Direction: Below are the records. List every line holding the word "Pinus".

Data for this task:
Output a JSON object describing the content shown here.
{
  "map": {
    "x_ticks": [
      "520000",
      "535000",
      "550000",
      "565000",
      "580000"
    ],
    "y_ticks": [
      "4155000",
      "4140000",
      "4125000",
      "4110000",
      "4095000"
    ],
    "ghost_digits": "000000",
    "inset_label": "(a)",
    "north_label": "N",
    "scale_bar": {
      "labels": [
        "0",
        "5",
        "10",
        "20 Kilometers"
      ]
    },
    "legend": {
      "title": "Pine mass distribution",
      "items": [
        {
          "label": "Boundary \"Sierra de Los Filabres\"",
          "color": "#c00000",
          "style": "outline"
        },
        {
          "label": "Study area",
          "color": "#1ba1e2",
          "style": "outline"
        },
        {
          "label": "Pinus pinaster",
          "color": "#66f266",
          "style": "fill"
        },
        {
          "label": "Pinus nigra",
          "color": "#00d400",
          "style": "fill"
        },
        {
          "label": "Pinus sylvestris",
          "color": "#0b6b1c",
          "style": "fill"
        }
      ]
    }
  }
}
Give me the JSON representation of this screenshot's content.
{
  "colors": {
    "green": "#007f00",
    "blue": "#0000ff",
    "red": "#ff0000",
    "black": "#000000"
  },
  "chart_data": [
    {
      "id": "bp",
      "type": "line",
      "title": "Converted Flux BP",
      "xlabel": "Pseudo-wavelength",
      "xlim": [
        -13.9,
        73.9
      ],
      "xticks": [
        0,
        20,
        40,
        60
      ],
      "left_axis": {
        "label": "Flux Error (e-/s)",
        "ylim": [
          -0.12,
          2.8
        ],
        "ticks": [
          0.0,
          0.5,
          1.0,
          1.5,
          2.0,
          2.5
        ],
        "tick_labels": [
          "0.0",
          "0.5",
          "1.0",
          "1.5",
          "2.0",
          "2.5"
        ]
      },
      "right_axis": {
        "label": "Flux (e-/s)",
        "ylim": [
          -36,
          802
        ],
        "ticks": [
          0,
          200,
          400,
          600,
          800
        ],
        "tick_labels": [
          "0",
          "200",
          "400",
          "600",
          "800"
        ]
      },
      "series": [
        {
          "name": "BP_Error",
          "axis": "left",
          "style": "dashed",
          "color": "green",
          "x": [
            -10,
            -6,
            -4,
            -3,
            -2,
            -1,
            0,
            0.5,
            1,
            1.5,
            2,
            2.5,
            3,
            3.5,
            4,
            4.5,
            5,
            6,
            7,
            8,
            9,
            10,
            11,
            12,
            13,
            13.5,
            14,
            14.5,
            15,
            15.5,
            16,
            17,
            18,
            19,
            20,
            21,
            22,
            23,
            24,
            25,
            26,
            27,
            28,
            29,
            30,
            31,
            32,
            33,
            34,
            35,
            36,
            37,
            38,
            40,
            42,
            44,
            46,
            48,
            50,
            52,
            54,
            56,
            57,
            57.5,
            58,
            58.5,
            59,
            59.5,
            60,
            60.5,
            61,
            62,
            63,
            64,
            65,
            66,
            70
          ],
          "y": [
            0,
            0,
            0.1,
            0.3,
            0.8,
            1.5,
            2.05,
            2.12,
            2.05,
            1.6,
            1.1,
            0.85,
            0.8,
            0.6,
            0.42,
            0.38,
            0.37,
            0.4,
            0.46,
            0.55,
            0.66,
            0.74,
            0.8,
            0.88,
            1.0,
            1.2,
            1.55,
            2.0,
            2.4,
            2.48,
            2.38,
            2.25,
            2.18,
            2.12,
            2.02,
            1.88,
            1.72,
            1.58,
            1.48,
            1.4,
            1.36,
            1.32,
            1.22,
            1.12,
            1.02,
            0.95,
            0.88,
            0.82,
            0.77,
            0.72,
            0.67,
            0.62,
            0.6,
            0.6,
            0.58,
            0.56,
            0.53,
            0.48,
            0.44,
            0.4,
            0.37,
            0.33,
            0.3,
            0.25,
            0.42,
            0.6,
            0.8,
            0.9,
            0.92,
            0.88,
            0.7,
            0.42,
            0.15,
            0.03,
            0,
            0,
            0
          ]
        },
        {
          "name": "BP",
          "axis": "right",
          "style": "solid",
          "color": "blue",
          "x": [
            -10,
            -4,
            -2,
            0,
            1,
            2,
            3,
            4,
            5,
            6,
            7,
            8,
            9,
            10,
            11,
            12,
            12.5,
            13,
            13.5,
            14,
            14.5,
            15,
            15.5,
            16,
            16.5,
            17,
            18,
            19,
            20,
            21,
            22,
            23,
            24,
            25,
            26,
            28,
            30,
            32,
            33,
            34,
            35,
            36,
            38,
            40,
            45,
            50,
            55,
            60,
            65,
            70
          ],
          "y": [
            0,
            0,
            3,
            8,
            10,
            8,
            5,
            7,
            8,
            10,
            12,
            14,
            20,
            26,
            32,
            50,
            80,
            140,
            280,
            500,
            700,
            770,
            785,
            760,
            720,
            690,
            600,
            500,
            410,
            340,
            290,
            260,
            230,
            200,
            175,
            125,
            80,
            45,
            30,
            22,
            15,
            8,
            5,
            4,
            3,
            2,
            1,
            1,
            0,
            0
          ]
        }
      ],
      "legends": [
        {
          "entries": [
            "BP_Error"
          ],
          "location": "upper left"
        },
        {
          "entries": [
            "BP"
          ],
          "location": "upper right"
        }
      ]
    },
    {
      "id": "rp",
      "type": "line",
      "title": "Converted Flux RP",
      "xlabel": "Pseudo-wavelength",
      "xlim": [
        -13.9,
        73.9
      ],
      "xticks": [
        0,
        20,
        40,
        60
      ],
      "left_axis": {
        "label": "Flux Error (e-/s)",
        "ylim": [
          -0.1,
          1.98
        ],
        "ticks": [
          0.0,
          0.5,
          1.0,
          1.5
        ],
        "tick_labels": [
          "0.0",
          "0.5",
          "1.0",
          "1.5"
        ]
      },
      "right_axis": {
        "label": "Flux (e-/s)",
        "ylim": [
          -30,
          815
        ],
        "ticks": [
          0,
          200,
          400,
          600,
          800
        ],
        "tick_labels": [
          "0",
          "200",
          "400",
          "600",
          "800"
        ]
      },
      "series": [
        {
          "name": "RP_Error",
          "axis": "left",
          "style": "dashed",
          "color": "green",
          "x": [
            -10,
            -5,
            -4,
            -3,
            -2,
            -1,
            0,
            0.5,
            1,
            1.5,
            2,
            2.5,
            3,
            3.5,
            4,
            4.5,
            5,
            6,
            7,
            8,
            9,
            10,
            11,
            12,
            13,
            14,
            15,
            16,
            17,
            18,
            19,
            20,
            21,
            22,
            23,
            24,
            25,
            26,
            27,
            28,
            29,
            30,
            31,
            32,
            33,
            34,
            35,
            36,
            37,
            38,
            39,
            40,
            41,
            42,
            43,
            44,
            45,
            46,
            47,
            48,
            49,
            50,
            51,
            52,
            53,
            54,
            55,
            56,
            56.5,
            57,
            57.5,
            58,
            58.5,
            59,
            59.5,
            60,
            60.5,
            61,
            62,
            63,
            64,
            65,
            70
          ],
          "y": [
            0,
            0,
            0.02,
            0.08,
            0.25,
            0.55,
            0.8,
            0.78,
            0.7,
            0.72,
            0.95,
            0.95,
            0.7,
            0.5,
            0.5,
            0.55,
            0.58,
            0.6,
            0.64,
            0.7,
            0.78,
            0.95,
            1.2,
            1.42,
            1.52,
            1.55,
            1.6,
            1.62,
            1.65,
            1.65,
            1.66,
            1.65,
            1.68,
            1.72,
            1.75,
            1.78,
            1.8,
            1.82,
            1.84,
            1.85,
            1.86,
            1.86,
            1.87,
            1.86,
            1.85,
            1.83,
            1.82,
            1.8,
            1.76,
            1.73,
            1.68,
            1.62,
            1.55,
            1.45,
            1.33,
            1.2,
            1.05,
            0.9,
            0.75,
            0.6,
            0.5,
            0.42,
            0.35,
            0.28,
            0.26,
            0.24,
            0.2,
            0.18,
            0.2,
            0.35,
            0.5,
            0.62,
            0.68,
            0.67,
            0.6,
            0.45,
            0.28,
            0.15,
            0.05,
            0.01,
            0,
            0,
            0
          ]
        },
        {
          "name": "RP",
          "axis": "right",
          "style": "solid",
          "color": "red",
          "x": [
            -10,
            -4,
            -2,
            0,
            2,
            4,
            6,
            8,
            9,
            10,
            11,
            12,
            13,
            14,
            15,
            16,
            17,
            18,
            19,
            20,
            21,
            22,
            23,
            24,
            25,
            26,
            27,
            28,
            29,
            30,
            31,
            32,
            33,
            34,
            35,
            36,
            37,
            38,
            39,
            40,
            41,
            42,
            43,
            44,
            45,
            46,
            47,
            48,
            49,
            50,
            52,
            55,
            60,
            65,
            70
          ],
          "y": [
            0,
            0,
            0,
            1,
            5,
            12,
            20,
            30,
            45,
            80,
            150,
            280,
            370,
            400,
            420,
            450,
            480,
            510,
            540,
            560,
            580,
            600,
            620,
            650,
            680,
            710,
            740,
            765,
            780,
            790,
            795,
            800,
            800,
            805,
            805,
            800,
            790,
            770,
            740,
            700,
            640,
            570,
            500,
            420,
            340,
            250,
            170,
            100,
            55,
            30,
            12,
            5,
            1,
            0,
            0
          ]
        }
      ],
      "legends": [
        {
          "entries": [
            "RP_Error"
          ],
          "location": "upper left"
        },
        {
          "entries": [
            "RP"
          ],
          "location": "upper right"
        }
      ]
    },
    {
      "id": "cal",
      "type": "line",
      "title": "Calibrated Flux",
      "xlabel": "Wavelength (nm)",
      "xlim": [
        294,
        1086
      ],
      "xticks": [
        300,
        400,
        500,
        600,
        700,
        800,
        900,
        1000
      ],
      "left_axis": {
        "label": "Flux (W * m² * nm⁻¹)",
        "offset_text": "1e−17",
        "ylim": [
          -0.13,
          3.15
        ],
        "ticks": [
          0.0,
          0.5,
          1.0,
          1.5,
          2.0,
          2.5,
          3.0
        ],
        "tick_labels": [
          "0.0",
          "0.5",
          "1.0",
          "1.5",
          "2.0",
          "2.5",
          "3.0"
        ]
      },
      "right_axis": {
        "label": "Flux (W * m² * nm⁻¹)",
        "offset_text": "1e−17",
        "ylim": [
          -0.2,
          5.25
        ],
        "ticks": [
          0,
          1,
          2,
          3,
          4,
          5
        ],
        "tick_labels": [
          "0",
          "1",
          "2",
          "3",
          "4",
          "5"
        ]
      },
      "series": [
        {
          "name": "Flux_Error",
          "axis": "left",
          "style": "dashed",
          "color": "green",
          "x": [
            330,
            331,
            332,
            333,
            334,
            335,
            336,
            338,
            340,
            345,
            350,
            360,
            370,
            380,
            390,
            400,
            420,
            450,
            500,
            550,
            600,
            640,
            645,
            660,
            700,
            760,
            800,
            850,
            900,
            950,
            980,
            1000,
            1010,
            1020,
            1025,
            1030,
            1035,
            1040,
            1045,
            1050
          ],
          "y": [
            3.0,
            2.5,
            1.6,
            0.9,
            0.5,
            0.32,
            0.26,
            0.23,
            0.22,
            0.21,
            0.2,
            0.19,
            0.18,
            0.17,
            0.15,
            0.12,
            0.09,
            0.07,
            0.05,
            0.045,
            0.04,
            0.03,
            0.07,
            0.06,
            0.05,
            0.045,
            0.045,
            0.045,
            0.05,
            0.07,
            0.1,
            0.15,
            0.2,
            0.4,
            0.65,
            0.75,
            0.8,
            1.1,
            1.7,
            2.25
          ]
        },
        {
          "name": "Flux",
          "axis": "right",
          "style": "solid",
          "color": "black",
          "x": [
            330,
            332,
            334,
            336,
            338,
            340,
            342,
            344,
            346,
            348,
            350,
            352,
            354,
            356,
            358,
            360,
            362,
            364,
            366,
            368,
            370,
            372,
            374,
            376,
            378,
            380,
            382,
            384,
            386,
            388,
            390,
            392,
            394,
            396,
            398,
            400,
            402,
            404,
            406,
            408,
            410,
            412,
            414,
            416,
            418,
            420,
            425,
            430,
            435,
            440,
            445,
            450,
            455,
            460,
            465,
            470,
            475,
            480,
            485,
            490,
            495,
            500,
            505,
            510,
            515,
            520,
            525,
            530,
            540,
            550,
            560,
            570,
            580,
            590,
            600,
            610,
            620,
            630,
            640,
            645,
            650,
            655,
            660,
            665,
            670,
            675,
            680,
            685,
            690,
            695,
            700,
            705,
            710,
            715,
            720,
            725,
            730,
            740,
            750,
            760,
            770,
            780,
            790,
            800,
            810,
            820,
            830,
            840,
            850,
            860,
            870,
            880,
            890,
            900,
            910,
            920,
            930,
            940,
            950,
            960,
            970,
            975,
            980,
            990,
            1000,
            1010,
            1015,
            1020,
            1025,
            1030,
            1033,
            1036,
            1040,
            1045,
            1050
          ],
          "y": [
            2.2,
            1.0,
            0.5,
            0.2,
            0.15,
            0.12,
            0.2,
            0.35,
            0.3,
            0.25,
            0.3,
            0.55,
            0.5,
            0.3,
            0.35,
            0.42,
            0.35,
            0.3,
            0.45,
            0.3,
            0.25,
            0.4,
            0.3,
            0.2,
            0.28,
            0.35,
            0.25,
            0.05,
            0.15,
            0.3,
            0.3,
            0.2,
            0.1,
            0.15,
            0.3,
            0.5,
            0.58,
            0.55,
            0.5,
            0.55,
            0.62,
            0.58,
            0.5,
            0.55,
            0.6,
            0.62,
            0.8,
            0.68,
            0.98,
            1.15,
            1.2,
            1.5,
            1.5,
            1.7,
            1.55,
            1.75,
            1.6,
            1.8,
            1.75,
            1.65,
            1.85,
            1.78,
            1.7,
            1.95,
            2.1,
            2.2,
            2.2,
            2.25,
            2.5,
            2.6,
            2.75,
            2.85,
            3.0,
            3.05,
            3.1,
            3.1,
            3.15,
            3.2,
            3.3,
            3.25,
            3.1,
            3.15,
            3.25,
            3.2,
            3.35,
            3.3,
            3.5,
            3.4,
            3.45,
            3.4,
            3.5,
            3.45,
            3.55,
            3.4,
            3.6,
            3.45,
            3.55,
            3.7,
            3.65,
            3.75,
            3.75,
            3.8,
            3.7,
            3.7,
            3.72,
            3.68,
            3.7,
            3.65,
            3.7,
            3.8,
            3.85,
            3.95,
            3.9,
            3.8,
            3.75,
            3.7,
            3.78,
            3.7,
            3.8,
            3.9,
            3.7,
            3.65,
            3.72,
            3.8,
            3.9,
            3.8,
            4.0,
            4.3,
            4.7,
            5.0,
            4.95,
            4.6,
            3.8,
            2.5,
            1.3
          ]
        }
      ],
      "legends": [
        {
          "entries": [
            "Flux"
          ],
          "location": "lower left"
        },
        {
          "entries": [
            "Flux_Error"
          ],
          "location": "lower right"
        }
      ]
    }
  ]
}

Solution to the exercise:
          "label": "Pinus pinaster",
          "label": "Pinus nigra",
          "label": "Pinus sylvestris",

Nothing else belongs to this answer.